━━ Extracted information

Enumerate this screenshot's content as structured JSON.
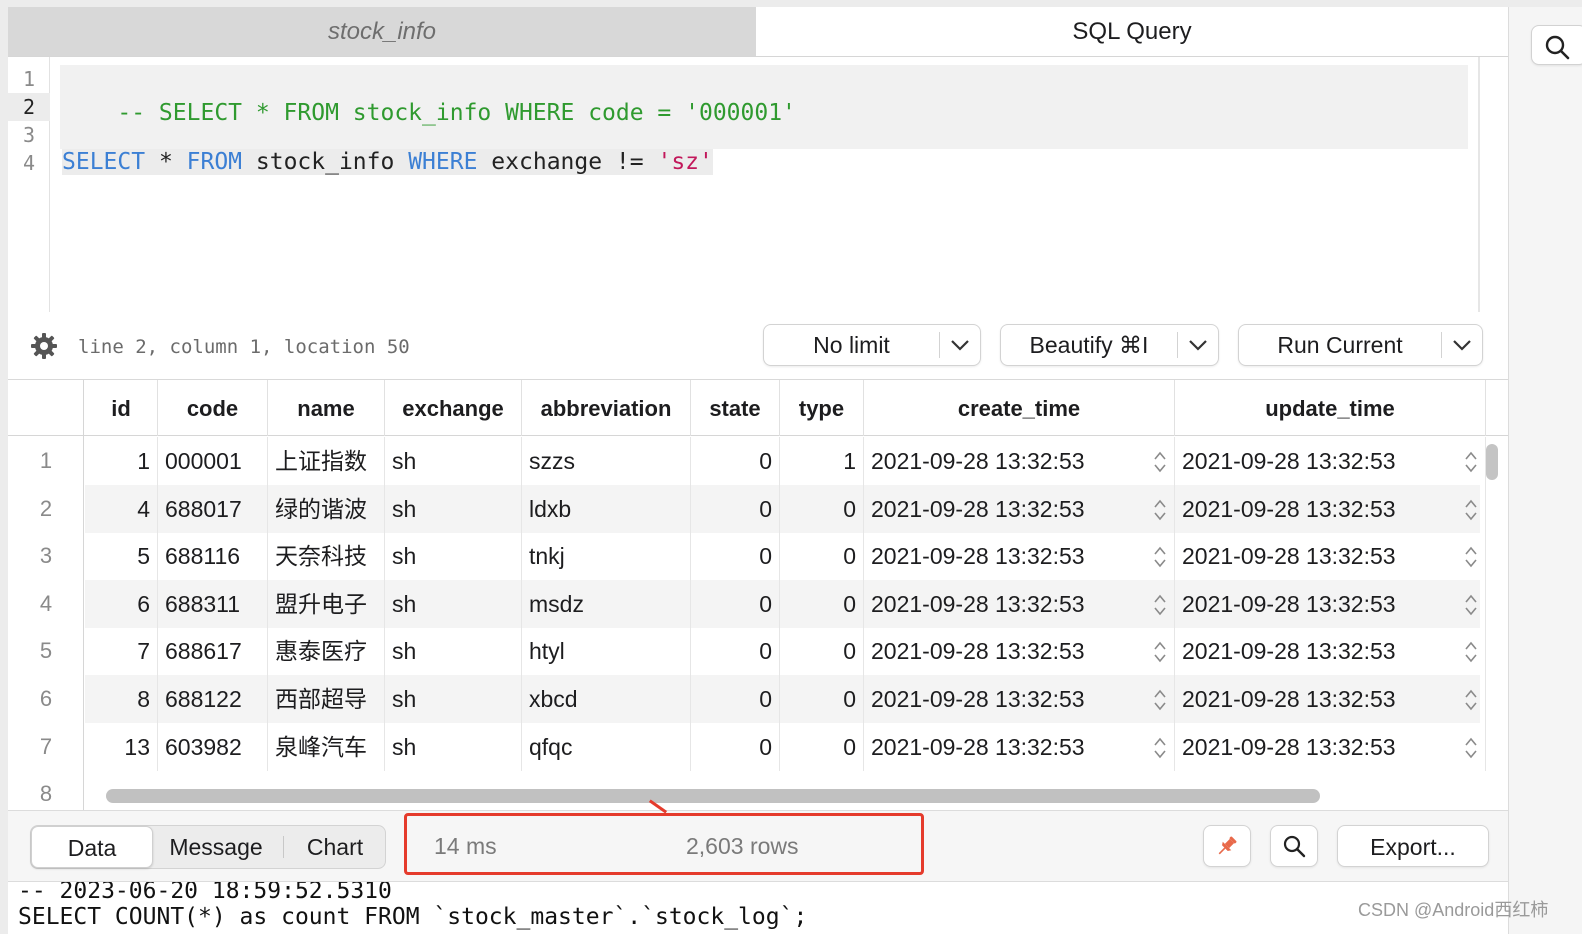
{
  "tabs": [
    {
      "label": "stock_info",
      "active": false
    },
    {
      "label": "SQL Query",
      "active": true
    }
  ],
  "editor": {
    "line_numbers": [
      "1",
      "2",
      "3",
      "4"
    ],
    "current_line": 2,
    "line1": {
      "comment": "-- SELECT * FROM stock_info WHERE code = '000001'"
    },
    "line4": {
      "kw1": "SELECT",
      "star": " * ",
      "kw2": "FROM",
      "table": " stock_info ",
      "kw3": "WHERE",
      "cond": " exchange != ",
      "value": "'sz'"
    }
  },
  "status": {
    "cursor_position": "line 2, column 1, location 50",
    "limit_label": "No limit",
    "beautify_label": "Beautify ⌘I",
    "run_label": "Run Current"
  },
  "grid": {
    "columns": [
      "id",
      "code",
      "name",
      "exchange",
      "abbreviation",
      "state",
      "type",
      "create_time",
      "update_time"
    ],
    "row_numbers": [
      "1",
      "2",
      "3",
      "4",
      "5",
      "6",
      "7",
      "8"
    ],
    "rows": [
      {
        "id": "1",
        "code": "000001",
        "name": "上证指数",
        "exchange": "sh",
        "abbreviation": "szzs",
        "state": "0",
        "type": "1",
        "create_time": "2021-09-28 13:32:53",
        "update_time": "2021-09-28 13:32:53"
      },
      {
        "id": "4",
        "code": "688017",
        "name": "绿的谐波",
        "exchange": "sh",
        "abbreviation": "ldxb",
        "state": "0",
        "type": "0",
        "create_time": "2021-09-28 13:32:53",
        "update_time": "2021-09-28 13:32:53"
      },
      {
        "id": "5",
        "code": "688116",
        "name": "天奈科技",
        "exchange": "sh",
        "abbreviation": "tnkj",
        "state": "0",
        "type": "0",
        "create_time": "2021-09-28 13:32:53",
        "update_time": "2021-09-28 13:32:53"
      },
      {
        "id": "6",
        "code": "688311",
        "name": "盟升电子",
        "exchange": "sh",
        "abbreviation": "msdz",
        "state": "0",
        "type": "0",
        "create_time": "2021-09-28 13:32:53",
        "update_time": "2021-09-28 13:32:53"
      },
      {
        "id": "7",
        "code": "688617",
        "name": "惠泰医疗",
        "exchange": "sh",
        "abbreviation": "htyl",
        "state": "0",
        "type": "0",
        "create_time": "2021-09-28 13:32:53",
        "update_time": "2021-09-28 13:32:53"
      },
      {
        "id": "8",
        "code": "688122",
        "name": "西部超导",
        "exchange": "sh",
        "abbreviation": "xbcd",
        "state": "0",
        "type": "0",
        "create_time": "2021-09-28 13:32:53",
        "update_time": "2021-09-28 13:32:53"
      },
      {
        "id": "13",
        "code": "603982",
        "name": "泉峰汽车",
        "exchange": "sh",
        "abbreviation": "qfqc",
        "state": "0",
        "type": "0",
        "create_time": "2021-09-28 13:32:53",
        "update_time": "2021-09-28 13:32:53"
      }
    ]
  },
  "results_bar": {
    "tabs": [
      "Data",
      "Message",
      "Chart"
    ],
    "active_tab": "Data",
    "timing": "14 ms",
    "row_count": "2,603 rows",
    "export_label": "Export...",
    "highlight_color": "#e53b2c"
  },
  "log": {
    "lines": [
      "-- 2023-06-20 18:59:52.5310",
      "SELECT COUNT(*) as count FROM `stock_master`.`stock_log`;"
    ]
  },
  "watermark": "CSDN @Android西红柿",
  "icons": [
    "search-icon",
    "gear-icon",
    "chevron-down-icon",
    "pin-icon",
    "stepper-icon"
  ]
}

━━━━

▶ _Written request_
Report how many lines of the listing hold the string "WHERE", giving only the number.

▶ _Written answer_
2